**What to produce**
Copy the listing below in full and skip every picture.

**Listed records**
--- BEGIN ---
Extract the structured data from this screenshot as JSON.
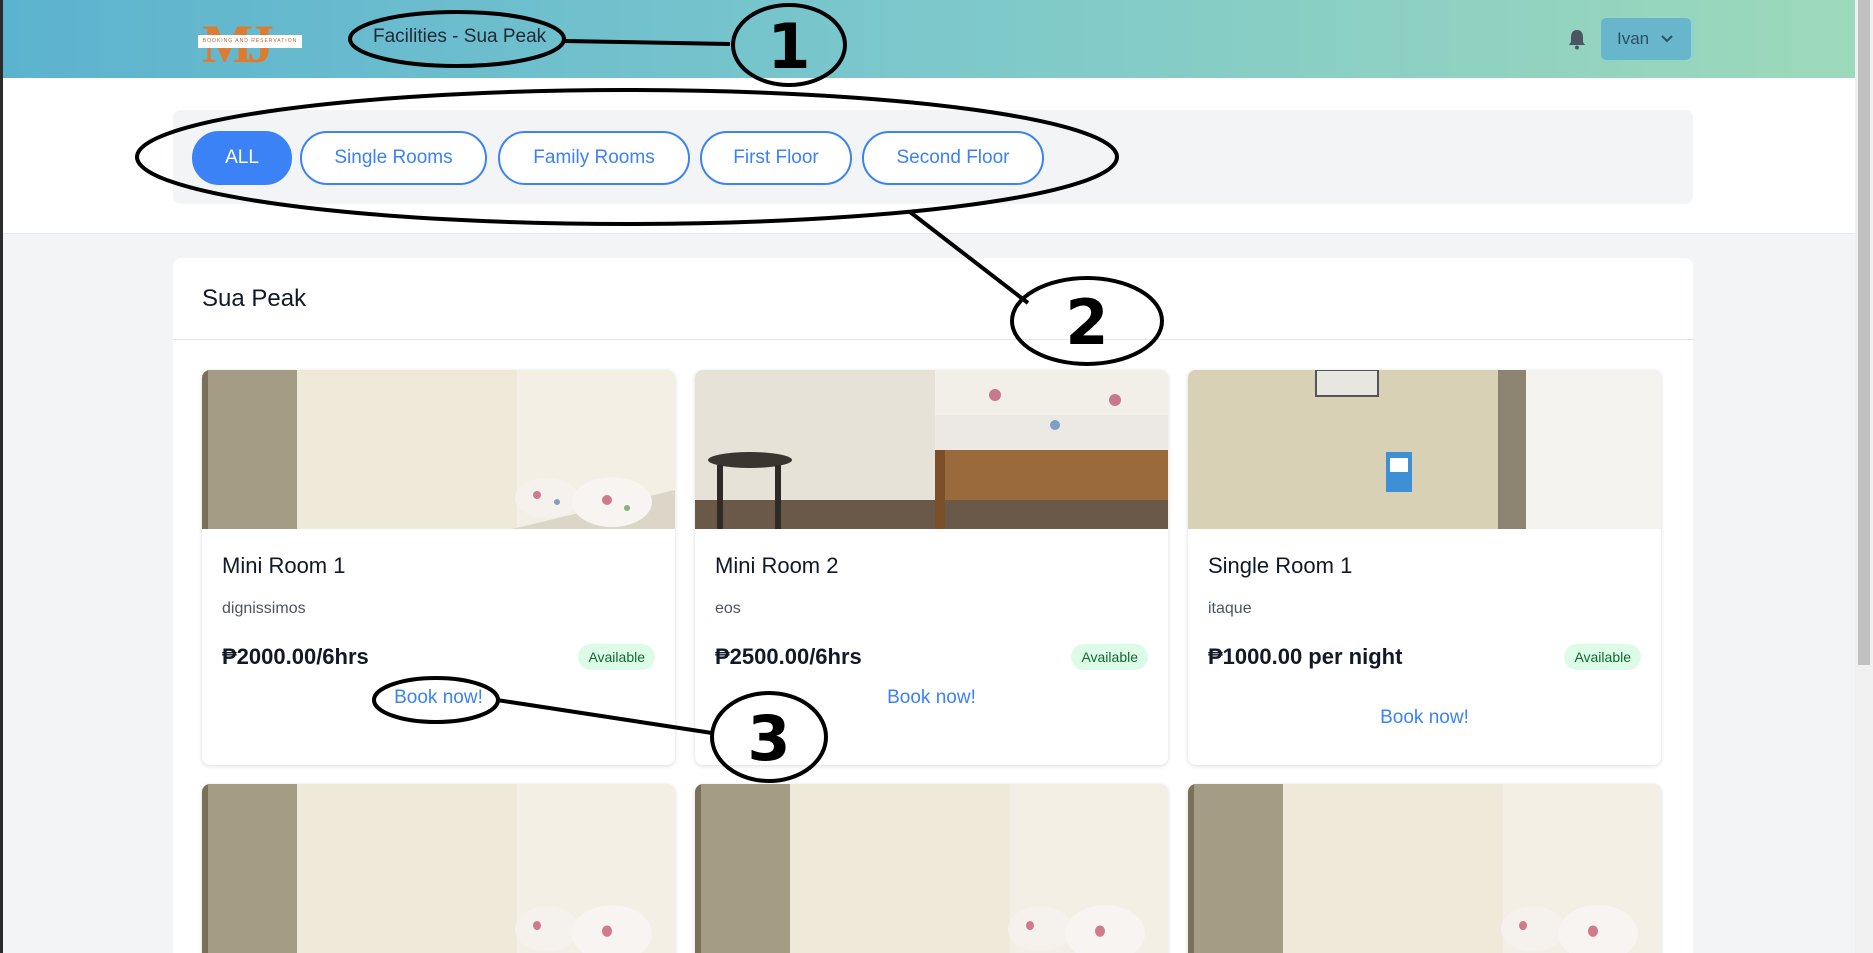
{
  "header": {
    "logo_text": "MJ",
    "logo_tagline": "BOOKING AND RESERVATION",
    "page_title": "Facilities - Sua Peak",
    "user_name": "Ivan",
    "bell_icon": "bell-icon",
    "chevron_icon": "chevron-down-icon"
  },
  "filters": [
    {
      "label": "ALL",
      "active": true
    },
    {
      "label": "Single Rooms",
      "active": false
    },
    {
      "label": "Family Rooms",
      "active": false
    },
    {
      "label": "First Floor",
      "active": false
    },
    {
      "label": "Second Floor",
      "active": false
    }
  ],
  "section": {
    "title": "Sua Peak"
  },
  "rooms": [
    {
      "name": "Mini Room 1",
      "desc": "dignissimos",
      "price": "₱2000.00/6hrs",
      "status": "Available",
      "book_label": "Book now!"
    },
    {
      "name": "Mini Room 2",
      "desc": "eos",
      "price": "₱2500.00/6hrs",
      "status": "Available",
      "book_label": "Book now!"
    },
    {
      "name": "Single Room 1",
      "desc": "itaque",
      "price": "₱1000.00 per night",
      "status": "Available",
      "book_label": "Book now!"
    }
  ],
  "annotations": [
    "1",
    "2",
    "3"
  ],
  "colors": {
    "accent": "#3b82f6",
    "header_gradient_start": "#5cb3cf",
    "header_gradient_end": "#9dd9bb",
    "badge_bg": "#dcfce7",
    "badge_text": "#166534"
  }
}
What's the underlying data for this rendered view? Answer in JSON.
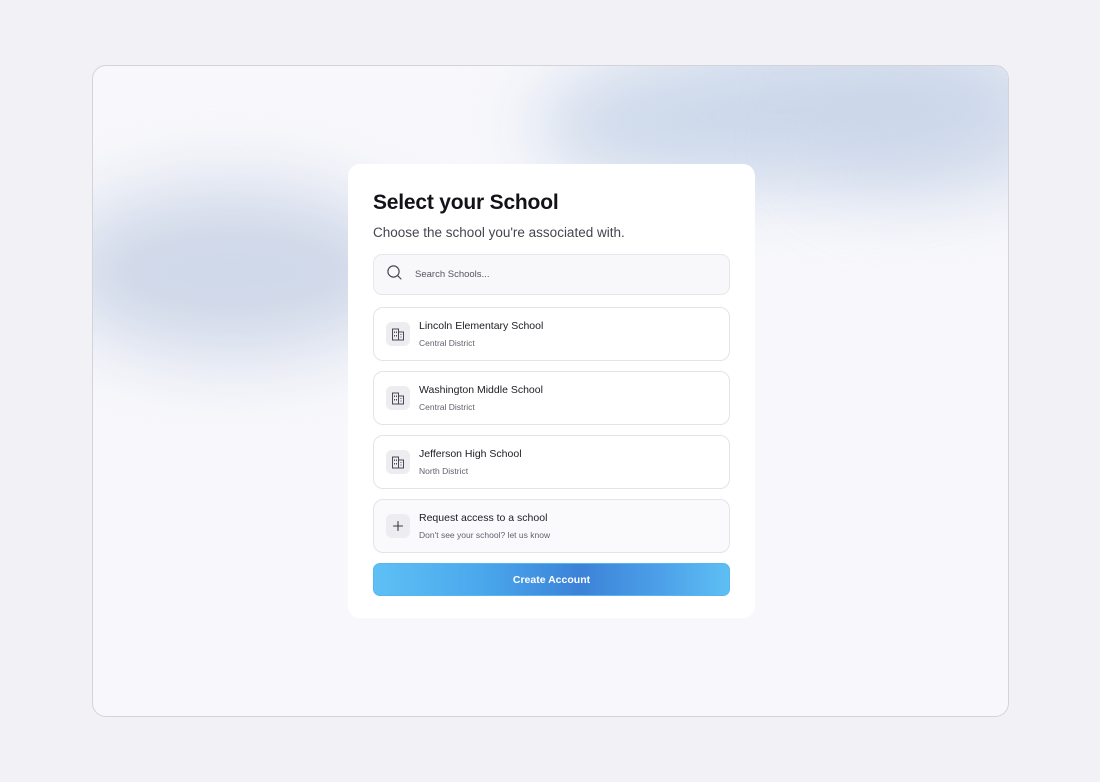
{
  "page": {
    "title": "Select your School",
    "subtitle": "Choose the school you're associated with."
  },
  "search": {
    "placeholder": "Search Schools...",
    "icon": "search-icon"
  },
  "schools": [
    {
      "name": "Lincoln Elementary School",
      "district": "Central District",
      "icon": "building-icon"
    },
    {
      "name": "Washington Middle School",
      "district": "Central District",
      "icon": "building-icon"
    },
    {
      "name": "Jefferson High School",
      "district": "North District",
      "icon": "building-icon"
    }
  ],
  "request": {
    "title": "Request access to a school",
    "subtitle": "Don't see your school? let us know",
    "icon": "plus-icon"
  },
  "create_button": {
    "label": "Create Account"
  },
  "colors": {
    "background": "#f1f1f6",
    "card": "#ffffff",
    "accent_light": "#5ec0f5",
    "accent_dark": "#3c82d8"
  }
}
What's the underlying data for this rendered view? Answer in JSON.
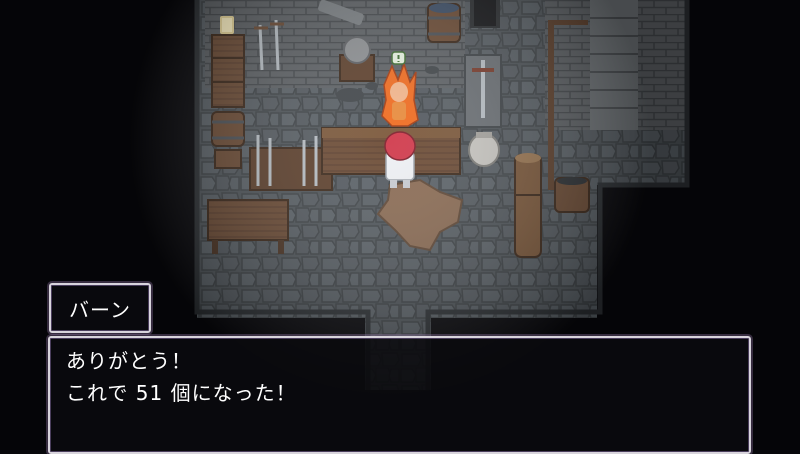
{
  "dialogue": {
    "speaker": "バーン",
    "lines": [
      "ありがとう！",
      "これで 51 個になった！"
    ]
  },
  "scene": {
    "location": "blacksmith-forge",
    "emote_icon": "exclamation-speech-bubble"
  }
}
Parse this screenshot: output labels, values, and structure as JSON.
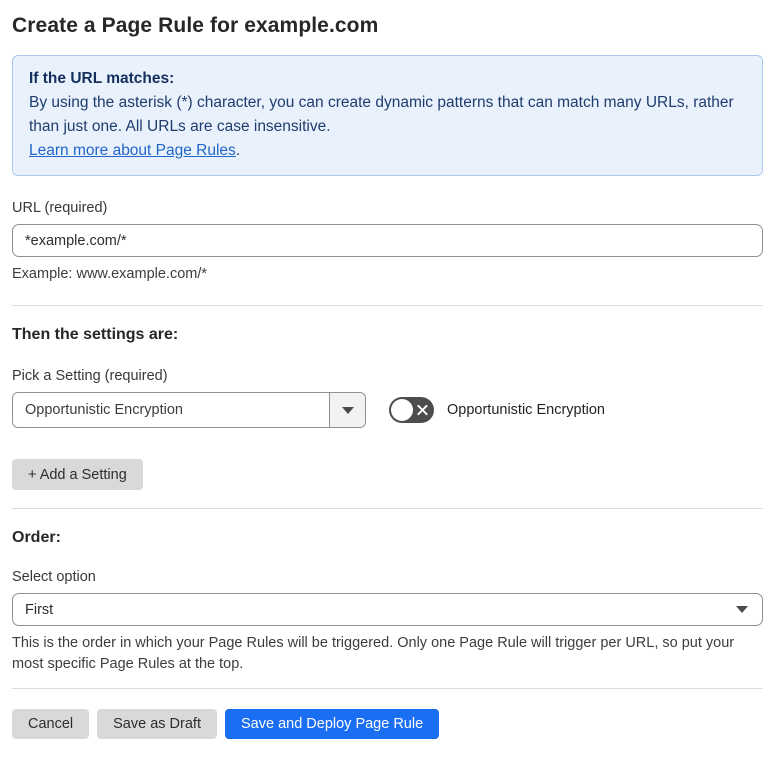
{
  "page": {
    "title": "Create a Page Rule for example.com"
  },
  "info_box": {
    "heading": "If the URL matches:",
    "body": "By using the asterisk (*) character, you can create dynamic patterns that can match many URLs, rather than just one. All URLs are case insensitive.",
    "link_label": "Learn more about Page Rules",
    "link_suffix": "."
  },
  "url_section": {
    "label": "URL (required)",
    "value": "*example.com/*",
    "helper": "Example: www.example.com/*"
  },
  "settings_section": {
    "heading": "Then the settings are:",
    "picker_label": "Pick a Setting (required)",
    "picker_value": "Opportunistic Encryption",
    "toggle_label": "Opportunistic Encryption",
    "toggle_state": "off",
    "add_button_label": "+ Add a Setting"
  },
  "order_section": {
    "heading": "Order:",
    "select_label": "Select option",
    "select_value": "First",
    "helper": "This is the order in which your Page Rules will be triggered. Only one Page Rule will trigger per URL, so put your most specific Page Rules at the top."
  },
  "footer": {
    "cancel_label": "Cancel",
    "save_draft_label": "Save as Draft",
    "save_deploy_label": "Save and Deploy Page Rule"
  },
  "colors": {
    "info_background": "#e9f2fc",
    "info_border": "#aac9ec",
    "info_text": "#1e3c6d",
    "link": "#2365c8",
    "primary_button": "#1a6ef2",
    "gray_button": "#d9d9d9",
    "toggle_off": "#4d4d4d"
  }
}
--- END ---
**Answer to this task**
Extract the structured data from this screenshot as JSON.
{
  "header": {
    "logo_text": "MJ",
    "logo_tagline": "BOOKING AND RESERVATION",
    "page_title": "Facilities - Sua Peak",
    "user_name": "Ivan",
    "bell_icon": "bell-icon",
    "chevron_icon": "chevron-down-icon"
  },
  "filters": [
    {
      "label": "ALL",
      "active": true
    },
    {
      "label": "Single Rooms",
      "active": false
    },
    {
      "label": "Family Rooms",
      "active": false
    },
    {
      "label": "First Floor",
      "active": false
    },
    {
      "label": "Second Floor",
      "active": false
    }
  ],
  "section": {
    "title": "Sua Peak"
  },
  "rooms": [
    {
      "name": "Mini Room 1",
      "desc": "dignissimos",
      "price": "₱2000.00/6hrs",
      "status": "Available",
      "book_label": "Book now!"
    },
    {
      "name": "Mini Room 2",
      "desc": "eos",
      "price": "₱2500.00/6hrs",
      "status": "Available",
      "book_label": "Book now!"
    },
    {
      "name": "Single Room 1",
      "desc": "itaque",
      "price": "₱1000.00 per night",
      "status": "Available",
      "book_label": "Book now!"
    }
  ],
  "annotations": [
    "1",
    "2",
    "3"
  ],
  "colors": {
    "accent": "#3b82f6",
    "header_gradient_start": "#5cb3cf",
    "header_gradient_end": "#9dd9bb",
    "badge_bg": "#dcfce7",
    "badge_text": "#166534"
  }
}
What's the underlying data for this rendered view? Answer in JSON.
{
  "page": {
    "title": "Select your School",
    "subtitle": "Choose the school you're associated with."
  },
  "search": {
    "placeholder": "Search Schools...",
    "icon": "search-icon"
  },
  "schools": [
    {
      "name": "Lincoln Elementary School",
      "district": "Central District",
      "icon": "building-icon"
    },
    {
      "name": "Washington Middle School",
      "district": "Central District",
      "icon": "building-icon"
    },
    {
      "name": "Jefferson High School",
      "district": "North District",
      "icon": "building-icon"
    }
  ],
  "request": {
    "title": "Request access to a school",
    "subtitle": "Don't see your school? let us know",
    "icon": "plus-icon"
  },
  "create_button": {
    "label": "Create Account"
  },
  "colors": {
    "background": "#f1f1f6",
    "card": "#ffffff",
    "accent_light": "#5ec0f5",
    "accent_dark": "#3c82d8"
  }
}
What's the underlying data for this rendered view? Answer in JSON.
{
  "dialogue": {
    "speaker": "バーン",
    "lines": [
      "ありがとう！",
      "これで 51 個になった！"
    ]
  },
  "scene": {
    "location": "blacksmith-forge",
    "emote_icon": "exclamation-speech-bubble"
  }
}
Parse this screenshot: output labels, values, and structure as JSON.
{
  "page": {
    "title": "Create a Page Rule for example.com"
  },
  "info_box": {
    "heading": "If the URL matches:",
    "body": "By using the asterisk (*) character, you can create dynamic patterns that can match many URLs, rather than just one. All URLs are case insensitive.",
    "link_label": "Learn more about Page Rules",
    "link_suffix": "."
  },
  "url_section": {
    "label": "URL (required)",
    "value": "*example.com/*",
    "helper": "Example: www.example.com/*"
  },
  "settings_section": {
    "heading": "Then the settings are:",
    "picker_label": "Pick a Setting (required)",
    "picker_value": "Opportunistic Encryption",
    "toggle_label": "Opportunistic Encryption",
    "toggle_state": "off",
    "add_button_label": "+ Add a Setting"
  },
  "order_section": {
    "heading": "Order:",
    "select_label": "Select option",
    "select_value": "First",
    "helper": "This is the order in which your Page Rules will be triggered. Only one Page Rule will trigger per URL, so put your most specific Page Rules at the top."
  },
  "footer": {
    "cancel_label": "Cancel",
    "save_draft_label": "Save as Draft",
    "save_deploy_label": "Save and Deploy Page Rule"
  },
  "colors": {
    "info_background": "#e9f2fc",
    "info_border": "#aac9ec",
    "info_text": "#1e3c6d",
    "link": "#2365c8",
    "primary_button": "#1a6ef2",
    "gray_button": "#d9d9d9",
    "toggle_off": "#4d4d4d"
  }
}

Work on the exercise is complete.